Input rows
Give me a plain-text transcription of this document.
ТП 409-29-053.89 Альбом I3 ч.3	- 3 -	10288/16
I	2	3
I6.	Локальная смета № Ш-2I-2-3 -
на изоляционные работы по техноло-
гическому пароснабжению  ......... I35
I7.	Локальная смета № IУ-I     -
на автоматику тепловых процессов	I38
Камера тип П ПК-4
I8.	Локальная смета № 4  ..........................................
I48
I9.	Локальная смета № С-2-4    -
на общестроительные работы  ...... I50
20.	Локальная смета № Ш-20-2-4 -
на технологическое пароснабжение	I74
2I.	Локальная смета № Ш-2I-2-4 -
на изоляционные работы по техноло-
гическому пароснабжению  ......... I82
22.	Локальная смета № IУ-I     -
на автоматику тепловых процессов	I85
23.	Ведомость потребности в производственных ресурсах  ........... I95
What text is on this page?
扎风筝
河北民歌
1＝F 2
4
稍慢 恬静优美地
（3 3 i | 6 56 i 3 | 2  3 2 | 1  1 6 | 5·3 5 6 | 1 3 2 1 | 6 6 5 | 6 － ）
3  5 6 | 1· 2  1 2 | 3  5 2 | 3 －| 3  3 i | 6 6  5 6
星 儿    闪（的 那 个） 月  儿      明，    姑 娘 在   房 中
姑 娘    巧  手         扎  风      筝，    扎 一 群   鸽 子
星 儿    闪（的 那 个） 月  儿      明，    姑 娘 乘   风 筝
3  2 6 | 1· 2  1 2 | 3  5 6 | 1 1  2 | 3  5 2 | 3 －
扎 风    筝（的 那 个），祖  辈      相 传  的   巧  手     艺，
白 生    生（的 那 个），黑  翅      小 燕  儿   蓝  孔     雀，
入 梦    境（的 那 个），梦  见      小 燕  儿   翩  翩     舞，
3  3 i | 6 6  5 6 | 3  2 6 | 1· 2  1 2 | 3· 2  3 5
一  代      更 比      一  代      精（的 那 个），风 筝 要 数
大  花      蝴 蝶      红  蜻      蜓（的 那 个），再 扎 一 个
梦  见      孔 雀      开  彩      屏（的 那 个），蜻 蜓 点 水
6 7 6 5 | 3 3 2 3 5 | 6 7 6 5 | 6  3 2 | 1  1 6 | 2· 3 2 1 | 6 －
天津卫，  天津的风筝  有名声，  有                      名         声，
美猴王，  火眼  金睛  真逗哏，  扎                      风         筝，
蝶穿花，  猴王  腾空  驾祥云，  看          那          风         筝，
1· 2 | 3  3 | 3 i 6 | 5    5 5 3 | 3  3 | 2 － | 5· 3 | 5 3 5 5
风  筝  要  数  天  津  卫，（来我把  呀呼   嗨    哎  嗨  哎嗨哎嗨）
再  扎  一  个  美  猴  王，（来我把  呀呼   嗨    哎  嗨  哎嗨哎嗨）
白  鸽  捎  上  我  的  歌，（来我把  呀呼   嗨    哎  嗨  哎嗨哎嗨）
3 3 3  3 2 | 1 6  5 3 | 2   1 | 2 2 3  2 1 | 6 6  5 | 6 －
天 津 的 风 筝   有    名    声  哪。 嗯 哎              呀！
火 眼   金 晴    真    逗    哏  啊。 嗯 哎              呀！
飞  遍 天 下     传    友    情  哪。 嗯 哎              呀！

Request
Report how many lines of the records above contain the word "哎嗨哎嗨", giving only the number.

Answer to the exercise
3